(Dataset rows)
________________
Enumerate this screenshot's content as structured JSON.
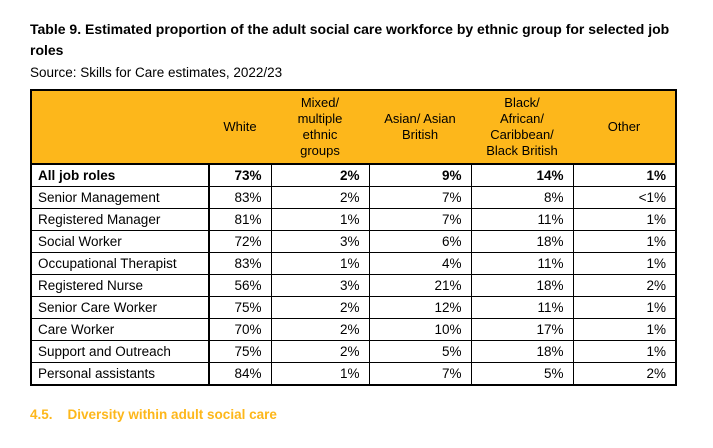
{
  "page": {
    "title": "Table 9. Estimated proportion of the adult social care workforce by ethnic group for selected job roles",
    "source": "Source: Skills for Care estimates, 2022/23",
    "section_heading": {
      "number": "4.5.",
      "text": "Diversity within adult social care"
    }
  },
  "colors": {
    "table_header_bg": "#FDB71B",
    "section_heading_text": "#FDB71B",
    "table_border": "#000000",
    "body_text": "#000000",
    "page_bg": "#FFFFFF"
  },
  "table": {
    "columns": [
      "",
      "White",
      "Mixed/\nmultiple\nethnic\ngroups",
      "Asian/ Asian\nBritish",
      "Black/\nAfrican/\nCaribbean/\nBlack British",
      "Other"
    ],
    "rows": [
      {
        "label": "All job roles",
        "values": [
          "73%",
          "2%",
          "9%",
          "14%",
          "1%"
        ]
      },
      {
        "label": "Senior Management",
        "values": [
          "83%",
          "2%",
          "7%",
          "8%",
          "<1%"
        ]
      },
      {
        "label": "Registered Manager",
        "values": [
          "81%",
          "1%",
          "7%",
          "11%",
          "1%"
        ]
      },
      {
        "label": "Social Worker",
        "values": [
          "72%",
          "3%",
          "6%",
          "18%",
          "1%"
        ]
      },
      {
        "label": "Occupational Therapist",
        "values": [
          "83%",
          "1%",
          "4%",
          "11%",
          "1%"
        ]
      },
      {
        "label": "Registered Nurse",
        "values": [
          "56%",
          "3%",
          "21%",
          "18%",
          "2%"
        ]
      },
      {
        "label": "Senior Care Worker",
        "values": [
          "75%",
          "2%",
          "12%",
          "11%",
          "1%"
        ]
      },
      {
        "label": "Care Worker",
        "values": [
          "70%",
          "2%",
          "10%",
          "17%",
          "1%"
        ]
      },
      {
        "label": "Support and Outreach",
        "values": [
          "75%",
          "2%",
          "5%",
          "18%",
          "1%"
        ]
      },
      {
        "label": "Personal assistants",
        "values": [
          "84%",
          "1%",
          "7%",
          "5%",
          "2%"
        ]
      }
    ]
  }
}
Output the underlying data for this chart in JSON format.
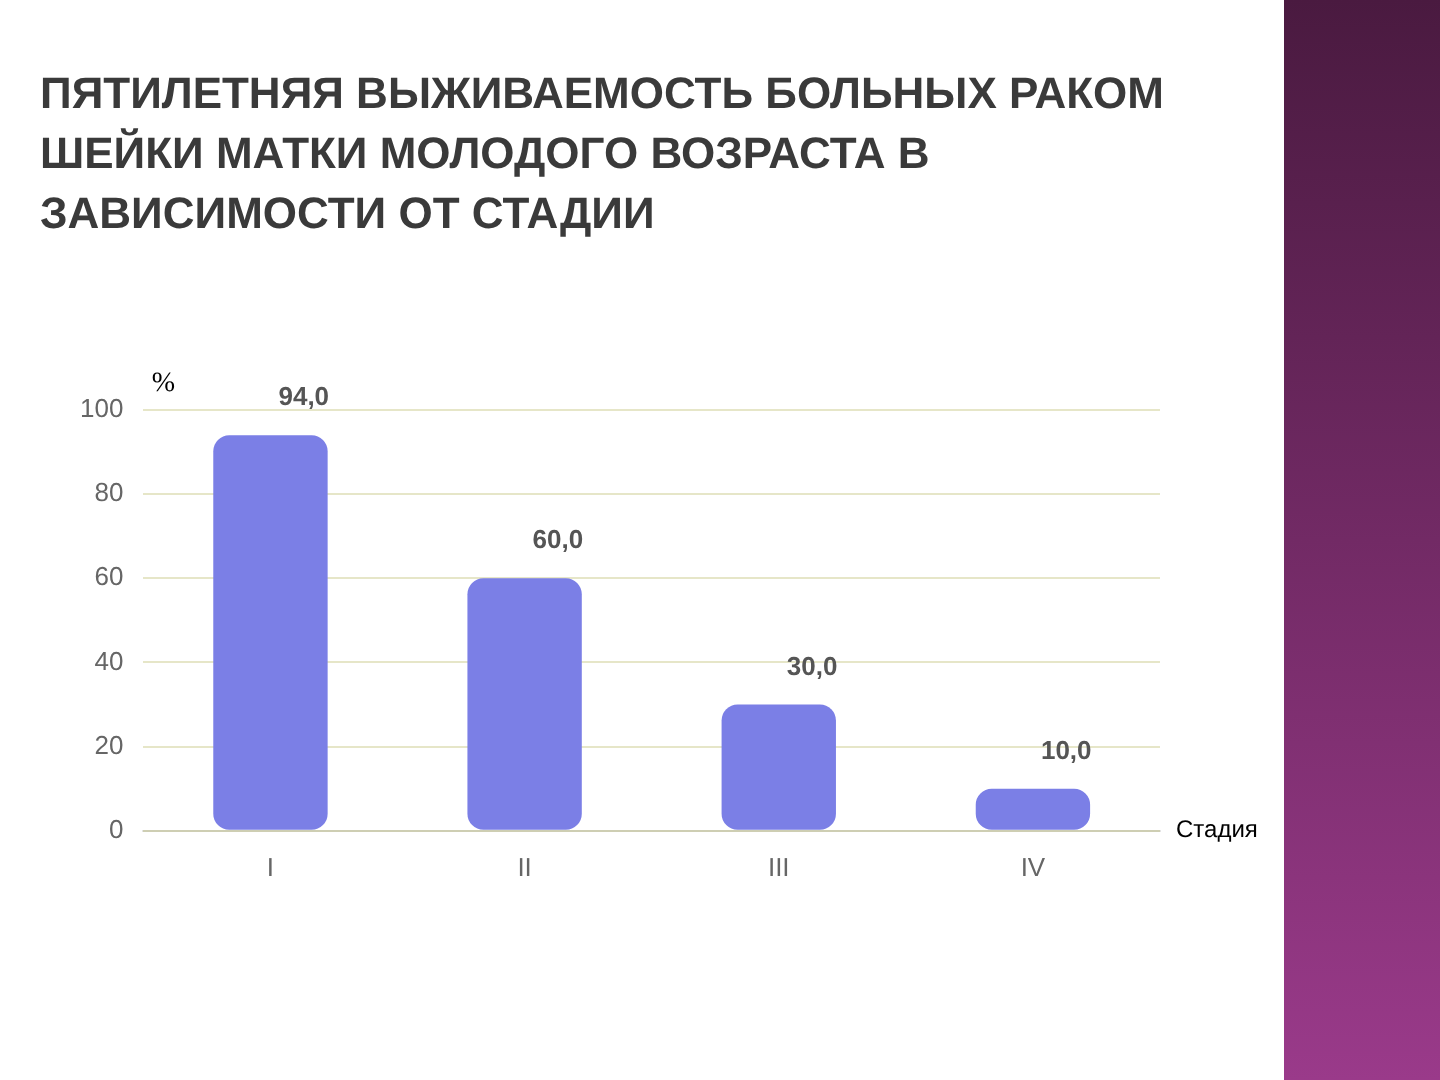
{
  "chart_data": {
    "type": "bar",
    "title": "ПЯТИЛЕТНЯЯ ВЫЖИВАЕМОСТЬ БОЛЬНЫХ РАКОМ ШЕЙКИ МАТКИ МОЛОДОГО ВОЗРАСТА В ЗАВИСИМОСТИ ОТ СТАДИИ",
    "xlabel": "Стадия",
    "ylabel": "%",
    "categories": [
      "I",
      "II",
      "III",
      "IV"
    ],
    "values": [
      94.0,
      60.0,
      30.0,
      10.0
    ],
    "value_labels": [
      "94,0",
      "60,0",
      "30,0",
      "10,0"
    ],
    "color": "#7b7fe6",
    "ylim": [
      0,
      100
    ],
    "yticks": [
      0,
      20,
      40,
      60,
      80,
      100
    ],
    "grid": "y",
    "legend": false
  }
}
________________
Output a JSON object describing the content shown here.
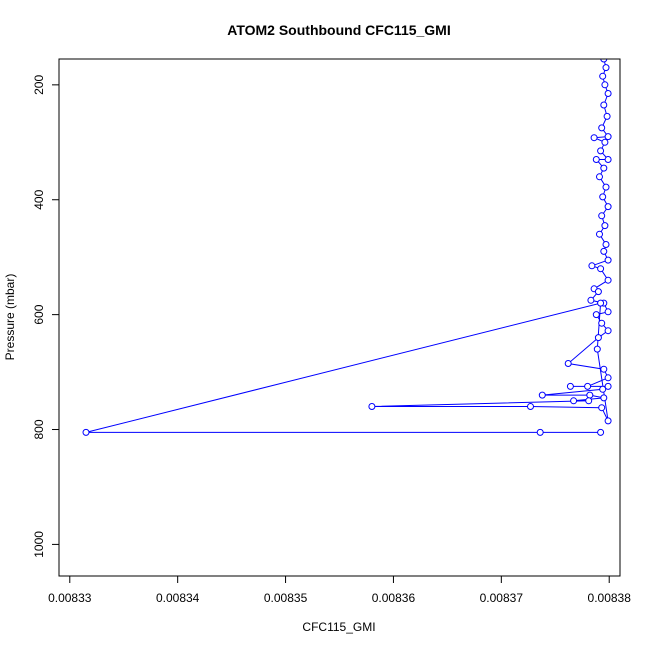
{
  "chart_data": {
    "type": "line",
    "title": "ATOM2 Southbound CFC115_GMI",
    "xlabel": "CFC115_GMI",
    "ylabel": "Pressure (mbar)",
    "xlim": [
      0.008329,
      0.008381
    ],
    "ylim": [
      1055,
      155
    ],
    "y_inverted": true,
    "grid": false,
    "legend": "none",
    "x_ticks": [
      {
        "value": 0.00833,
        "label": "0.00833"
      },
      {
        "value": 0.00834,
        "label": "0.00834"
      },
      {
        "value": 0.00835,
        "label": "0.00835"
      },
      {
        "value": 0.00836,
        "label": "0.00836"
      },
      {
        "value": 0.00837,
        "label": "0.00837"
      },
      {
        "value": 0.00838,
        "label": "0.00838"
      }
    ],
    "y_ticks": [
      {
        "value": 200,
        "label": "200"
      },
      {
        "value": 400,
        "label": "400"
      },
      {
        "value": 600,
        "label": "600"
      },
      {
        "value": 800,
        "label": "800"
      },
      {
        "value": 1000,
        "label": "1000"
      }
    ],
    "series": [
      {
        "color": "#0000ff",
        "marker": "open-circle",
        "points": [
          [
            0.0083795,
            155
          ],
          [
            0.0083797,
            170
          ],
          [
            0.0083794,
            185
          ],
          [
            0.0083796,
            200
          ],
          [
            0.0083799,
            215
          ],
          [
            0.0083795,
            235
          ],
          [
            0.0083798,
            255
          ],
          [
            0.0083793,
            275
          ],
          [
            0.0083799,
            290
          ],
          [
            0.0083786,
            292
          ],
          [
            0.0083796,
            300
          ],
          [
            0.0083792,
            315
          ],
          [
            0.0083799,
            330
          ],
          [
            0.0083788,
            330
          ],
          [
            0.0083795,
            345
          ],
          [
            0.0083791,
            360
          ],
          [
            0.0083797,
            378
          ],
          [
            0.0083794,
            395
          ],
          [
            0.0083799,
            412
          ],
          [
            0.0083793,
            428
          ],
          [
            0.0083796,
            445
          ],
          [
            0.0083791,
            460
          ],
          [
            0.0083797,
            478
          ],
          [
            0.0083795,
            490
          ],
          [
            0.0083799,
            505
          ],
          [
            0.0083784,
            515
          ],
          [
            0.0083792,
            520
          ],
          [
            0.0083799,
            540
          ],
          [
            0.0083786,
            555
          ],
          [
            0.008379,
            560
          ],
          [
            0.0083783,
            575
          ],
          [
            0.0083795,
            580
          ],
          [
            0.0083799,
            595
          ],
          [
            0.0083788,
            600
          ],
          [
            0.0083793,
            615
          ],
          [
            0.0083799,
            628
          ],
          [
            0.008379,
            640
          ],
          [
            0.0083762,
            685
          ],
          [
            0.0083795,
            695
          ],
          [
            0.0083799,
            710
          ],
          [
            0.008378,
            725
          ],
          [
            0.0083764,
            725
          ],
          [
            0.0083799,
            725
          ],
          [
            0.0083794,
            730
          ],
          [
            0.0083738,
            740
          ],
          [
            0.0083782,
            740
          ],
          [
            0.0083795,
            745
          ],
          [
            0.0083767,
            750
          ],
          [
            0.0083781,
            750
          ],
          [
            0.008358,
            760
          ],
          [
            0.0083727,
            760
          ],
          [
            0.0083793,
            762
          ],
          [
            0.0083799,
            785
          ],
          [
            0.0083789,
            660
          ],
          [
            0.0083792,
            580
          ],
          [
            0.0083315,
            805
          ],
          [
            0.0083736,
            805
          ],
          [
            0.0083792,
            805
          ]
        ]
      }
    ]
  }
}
________________
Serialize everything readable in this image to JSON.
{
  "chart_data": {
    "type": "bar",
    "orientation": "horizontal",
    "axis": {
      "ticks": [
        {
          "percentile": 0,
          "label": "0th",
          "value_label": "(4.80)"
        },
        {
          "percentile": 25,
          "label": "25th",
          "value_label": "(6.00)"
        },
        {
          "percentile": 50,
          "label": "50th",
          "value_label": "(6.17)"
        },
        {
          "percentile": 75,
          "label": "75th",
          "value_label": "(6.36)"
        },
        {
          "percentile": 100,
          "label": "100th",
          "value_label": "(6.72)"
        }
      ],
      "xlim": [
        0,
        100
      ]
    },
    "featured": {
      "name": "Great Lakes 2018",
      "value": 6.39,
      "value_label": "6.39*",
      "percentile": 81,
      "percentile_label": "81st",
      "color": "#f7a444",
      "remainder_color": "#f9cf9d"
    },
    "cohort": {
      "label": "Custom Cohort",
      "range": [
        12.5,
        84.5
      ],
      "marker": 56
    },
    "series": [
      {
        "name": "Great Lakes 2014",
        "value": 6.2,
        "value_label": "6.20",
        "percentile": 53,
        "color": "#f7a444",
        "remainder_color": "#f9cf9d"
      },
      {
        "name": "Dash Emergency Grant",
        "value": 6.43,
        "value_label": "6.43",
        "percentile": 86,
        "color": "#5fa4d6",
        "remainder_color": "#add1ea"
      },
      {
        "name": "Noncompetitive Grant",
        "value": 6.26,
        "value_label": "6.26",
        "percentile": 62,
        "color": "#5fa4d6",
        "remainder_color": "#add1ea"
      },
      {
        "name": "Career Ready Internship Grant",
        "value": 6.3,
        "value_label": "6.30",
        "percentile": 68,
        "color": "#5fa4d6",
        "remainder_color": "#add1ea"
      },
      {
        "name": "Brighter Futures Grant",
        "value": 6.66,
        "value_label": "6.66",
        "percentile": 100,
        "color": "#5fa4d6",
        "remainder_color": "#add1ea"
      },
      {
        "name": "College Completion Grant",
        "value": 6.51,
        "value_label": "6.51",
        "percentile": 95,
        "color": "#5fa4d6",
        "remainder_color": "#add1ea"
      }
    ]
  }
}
________________
**Written task**
Go through the listing above and list every line that has the word "Senior".

**Output for this exercise**
        "label": "Senior Management",
        "label": "Senior Care Worker",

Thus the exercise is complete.